=== Input data ===

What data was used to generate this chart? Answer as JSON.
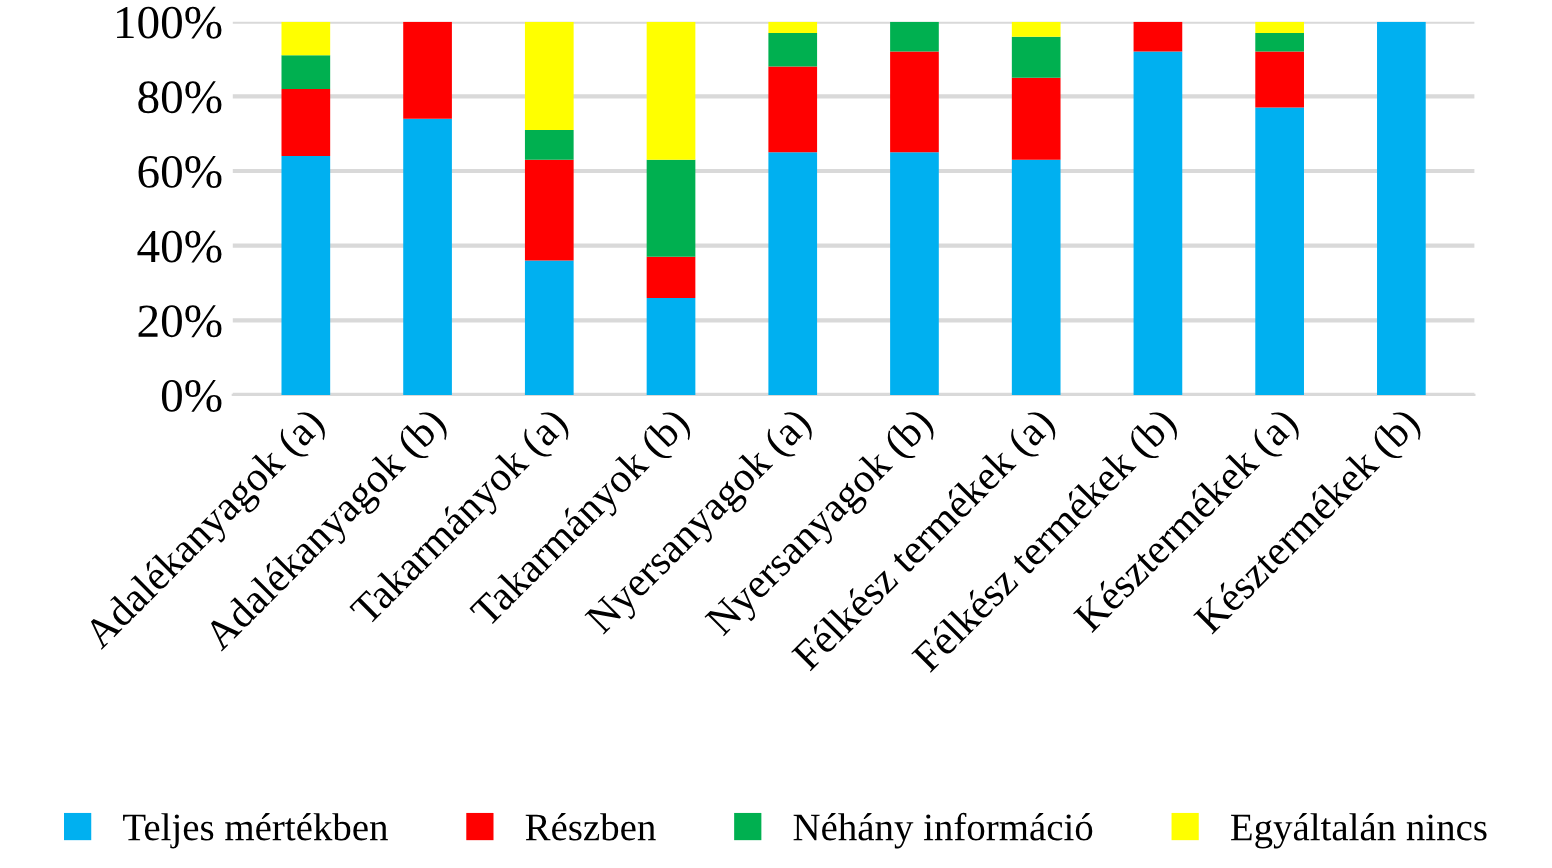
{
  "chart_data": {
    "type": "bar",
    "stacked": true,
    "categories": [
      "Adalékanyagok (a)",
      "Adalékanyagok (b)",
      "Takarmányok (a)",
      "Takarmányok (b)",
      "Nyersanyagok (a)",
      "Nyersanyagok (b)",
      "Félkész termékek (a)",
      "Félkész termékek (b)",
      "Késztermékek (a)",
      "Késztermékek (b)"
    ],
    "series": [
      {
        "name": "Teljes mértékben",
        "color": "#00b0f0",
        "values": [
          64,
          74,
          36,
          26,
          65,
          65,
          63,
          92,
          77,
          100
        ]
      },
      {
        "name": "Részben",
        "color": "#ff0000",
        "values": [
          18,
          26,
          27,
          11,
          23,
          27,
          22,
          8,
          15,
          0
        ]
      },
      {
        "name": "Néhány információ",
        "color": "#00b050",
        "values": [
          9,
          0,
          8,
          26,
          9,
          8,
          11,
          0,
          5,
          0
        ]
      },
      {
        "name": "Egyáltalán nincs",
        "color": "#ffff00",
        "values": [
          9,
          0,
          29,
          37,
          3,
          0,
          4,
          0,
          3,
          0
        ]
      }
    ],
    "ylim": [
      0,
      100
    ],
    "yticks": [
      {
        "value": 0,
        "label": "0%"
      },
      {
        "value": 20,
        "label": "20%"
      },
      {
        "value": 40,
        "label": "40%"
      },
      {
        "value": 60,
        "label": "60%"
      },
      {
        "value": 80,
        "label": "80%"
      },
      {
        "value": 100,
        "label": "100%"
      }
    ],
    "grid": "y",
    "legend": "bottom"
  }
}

=== Goal ===
Write every entry out again exactly, dropping the pictures.

=== Result below ===
What data was used to generate this chart? Answer as JSON.
{
  "chart_data": {
    "type": "bar",
    "stacked": true,
    "categories": [
      "Adalékanyagok (a)",
      "Adalékanyagok (b)",
      "Takarmányok (a)",
      "Takarmányok (b)",
      "Nyersanyagok (a)",
      "Nyersanyagok (b)",
      "Félkész termékek (a)",
      "Félkész termékek (b)",
      "Késztermékek (a)",
      "Késztermékek (b)"
    ],
    "series": [
      {
        "name": "Teljes mértékben",
        "color": "#00b0f0",
        "values": [
          64,
          74,
          36,
          26,
          65,
          65,
          63,
          92,
          77,
          100
        ]
      },
      {
        "name": "Részben",
        "color": "#ff0000",
        "values": [
          18,
          26,
          27,
          11,
          23,
          27,
          22,
          8,
          15,
          0
        ]
      },
      {
        "name": "Néhány információ",
        "color": "#00b050",
        "values": [
          9,
          0,
          8,
          26,
          9,
          8,
          11,
          0,
          5,
          0
        ]
      },
      {
        "name": "Egyáltalán nincs",
        "color": "#ffff00",
        "values": [
          9,
          0,
          29,
          37,
          3,
          0,
          4,
          0,
          3,
          0
        ]
      }
    ],
    "ylim": [
      0,
      100
    ],
    "yticks": [
      {
        "value": 0,
        "label": "0%"
      },
      {
        "value": 20,
        "label": "20%"
      },
      {
        "value": 40,
        "label": "40%"
      },
      {
        "value": 60,
        "label": "60%"
      },
      {
        "value": 80,
        "label": "80%"
      },
      {
        "value": 100,
        "label": "100%"
      }
    ],
    "grid": "y",
    "legend": "bottom"
  }
}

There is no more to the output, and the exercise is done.